Given passage:
The panel met virtually on 26 October 2020 with contribution and attendance from 16 statisticians from 14 organisations. Participants critically appraised the first draft of the extension in advance of the meeting in preparation of wider discussion with the group. Considerable discussion centred on the level of detail required from the guidelines and areas that required expansion or clarification. Comments were received from meeting attendees, and a further five statisticians who were unable to attend the meeting. Consensus was reached at this meeting regarding several areas for inclusion of content and recommendations. After incorporation of comments, attendees reviewed and provided feedback before finalising the draft guidance extension for piloting within CTUs.

Piloting of the early phase trial extension

After the expert review meeting, the guidelines extension was updated and piloted at six CTUs in the UK. The aim of the pilot was to ensure the guidance extension produced was fit for purpose, was appropriate to the needs of statisticians writing early phase clinical trial SAPs, and to identify any items requiring further clarification. The pilot was conducted between December 2020 to March 2021 whereby participating CTUs were invited to give formal feedback via email. Piloting covered both phase I and phase II clinical trial designs, and different disease areas. Feedback was universally positive, with minimal amendments (improved wording and clarifications) made to the guidelines extension, which were then finalised.

Ethics

Consistent with the development of the original SAP guidance, ethical approval was not sought for the distribution of surveys; instead, consent to take part was indicated by survey participation.

Early phase extension to existing SAP guidance

The resulting recommendations for the extension to existing SAP content guidance for early phase clinical trials are presented in table 1 (and supplementary checklist 1). Of 55 items proposed in the original SAP content guidance,1 30 items have remained unchanged, 25 items have been modified to better reflect early phase clinical trials, and a further 11 new items have been proposed. Substantial modifications and new items include:

Table 1

Extension of content guidance for statistical analysis plans (SAP) from early phase clinical trials

View this table:
  • Increased details regarding statistical design methodology, and model choice where appropriate

  • Update of outcome definitions to include definition of estimands in line with the principles outlined in ICH E9 (R1)

Exercise requirements:
a – According to the SAP extension passage, how many CTUs piloted the guidelines extension, and in which country?
b – Reproduce the stretch of the SAP extension passage from "Consistent with the" through "by survey participation.".

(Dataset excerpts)

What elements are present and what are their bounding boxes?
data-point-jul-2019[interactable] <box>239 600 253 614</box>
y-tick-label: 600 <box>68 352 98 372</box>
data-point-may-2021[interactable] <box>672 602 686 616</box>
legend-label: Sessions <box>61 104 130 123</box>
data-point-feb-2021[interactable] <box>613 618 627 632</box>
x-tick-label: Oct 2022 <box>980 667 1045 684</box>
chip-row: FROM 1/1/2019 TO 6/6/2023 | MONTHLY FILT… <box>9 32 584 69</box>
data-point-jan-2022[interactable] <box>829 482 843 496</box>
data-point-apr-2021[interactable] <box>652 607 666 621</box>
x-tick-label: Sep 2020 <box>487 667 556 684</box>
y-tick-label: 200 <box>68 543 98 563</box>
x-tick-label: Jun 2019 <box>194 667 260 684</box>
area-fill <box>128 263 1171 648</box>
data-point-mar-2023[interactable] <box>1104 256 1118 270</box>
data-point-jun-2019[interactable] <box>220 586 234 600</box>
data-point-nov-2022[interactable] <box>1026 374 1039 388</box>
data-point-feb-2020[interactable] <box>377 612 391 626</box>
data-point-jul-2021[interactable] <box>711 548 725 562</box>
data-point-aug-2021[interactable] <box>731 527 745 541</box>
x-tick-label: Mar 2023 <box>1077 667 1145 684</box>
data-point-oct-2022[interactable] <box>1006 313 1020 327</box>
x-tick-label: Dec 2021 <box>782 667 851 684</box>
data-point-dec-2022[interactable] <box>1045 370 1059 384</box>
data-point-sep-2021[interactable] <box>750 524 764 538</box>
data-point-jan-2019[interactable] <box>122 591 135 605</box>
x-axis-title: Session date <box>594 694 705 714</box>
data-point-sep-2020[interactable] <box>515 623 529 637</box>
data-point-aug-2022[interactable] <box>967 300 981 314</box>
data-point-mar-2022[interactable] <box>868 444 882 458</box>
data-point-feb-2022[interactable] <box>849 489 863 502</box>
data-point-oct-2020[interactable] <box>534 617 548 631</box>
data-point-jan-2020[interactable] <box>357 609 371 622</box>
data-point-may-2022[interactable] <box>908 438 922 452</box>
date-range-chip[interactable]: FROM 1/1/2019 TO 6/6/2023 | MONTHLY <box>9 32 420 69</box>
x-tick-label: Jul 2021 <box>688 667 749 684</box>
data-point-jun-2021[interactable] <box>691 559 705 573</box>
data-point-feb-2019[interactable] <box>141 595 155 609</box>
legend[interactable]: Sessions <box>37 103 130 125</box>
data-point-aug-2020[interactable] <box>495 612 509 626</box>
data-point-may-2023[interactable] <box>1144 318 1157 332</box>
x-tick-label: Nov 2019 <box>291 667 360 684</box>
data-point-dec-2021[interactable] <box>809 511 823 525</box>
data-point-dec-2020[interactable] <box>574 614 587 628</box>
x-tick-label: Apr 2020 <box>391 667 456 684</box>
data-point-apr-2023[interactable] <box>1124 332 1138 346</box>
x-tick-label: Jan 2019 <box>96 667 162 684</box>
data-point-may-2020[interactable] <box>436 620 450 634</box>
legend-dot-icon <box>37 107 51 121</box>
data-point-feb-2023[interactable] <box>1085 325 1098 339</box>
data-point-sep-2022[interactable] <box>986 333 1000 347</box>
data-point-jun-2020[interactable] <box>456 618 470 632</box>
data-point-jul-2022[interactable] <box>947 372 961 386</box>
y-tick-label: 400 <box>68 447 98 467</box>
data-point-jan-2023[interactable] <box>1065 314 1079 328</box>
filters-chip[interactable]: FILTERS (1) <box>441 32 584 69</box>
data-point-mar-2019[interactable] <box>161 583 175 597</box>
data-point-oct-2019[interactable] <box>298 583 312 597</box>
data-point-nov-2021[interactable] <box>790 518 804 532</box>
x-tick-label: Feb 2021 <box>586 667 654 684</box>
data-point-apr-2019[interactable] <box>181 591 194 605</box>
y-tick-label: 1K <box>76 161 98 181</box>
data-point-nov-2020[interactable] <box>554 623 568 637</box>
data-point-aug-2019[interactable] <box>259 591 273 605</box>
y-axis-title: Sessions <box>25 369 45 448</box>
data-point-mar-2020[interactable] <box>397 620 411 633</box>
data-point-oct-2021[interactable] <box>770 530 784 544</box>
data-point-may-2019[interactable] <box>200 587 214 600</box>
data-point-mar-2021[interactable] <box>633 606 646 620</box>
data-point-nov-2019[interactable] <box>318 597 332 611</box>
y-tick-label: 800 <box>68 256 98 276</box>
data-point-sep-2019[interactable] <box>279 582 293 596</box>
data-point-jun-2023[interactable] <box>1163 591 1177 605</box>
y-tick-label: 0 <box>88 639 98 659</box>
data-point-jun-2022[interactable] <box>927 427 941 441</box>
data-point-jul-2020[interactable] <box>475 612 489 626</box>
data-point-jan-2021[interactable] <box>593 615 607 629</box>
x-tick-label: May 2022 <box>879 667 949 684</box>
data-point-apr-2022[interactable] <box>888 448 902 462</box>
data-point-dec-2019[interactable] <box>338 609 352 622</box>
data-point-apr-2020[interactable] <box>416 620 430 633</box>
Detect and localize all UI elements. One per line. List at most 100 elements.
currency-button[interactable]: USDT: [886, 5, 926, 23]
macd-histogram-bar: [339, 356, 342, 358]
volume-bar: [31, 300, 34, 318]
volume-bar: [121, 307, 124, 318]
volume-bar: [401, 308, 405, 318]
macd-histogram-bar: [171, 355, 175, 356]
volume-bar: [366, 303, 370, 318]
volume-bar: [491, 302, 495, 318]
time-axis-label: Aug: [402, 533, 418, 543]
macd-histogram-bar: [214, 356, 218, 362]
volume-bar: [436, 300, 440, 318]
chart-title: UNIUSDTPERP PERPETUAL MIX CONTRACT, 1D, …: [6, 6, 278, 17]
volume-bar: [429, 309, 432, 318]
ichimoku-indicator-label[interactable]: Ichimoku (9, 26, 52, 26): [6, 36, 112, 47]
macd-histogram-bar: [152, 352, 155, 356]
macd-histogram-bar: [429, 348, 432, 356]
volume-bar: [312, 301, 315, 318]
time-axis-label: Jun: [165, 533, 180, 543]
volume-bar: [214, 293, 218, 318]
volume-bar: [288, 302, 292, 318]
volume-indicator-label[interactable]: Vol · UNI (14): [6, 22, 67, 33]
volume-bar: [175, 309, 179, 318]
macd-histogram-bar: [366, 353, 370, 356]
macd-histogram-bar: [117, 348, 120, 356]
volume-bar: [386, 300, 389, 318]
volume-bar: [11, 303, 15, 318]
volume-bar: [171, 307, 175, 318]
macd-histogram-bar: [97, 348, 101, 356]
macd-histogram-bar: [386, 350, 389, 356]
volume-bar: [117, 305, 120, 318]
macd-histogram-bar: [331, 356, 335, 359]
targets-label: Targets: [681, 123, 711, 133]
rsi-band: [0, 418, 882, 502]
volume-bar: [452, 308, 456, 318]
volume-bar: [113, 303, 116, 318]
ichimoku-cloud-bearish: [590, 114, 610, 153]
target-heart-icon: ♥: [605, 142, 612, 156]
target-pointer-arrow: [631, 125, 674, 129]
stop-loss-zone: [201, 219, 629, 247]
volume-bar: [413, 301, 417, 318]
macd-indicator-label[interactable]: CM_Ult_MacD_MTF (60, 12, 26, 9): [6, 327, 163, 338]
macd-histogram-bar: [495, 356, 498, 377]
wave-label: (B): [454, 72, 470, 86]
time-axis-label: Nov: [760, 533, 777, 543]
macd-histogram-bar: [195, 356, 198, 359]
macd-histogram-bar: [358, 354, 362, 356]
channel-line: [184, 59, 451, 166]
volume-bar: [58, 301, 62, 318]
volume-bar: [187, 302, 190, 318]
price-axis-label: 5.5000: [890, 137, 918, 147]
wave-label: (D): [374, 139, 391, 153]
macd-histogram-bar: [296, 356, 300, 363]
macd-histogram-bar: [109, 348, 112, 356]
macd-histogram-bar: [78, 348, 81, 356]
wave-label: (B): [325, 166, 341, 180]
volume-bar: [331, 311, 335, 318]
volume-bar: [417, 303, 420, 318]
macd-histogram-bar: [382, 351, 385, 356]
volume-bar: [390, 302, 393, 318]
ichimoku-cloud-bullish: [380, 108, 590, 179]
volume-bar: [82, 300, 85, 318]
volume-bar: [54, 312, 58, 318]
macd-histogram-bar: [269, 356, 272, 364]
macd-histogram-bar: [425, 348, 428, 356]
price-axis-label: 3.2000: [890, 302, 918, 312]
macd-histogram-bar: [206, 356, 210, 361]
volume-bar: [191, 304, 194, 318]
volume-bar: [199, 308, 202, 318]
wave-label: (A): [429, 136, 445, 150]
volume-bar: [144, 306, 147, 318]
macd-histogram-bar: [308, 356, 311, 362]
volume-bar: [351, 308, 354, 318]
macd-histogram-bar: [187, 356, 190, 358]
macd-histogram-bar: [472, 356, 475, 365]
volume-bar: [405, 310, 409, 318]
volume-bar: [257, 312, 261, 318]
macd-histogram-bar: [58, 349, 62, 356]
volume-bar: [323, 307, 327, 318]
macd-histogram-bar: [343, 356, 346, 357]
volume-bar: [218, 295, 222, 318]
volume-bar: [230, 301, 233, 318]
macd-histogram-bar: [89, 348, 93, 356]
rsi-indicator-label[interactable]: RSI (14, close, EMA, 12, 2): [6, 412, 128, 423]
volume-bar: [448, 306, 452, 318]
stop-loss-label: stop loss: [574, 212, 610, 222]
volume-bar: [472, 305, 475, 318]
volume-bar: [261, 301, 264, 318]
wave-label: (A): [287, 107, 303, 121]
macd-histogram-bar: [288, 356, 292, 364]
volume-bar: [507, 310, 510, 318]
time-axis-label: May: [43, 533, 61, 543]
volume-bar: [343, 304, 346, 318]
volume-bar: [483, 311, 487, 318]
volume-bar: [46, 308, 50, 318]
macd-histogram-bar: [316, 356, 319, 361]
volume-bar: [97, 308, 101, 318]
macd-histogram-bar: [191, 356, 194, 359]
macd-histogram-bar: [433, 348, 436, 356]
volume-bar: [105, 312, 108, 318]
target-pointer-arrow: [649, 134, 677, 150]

Solved tasks:
a – Six CTUs in the UK.

b –
Consistent with the development of the original SAP guidance, ethical approval was not sought for the distribution of surveys; instead, consent to take part was indicated by survey participation.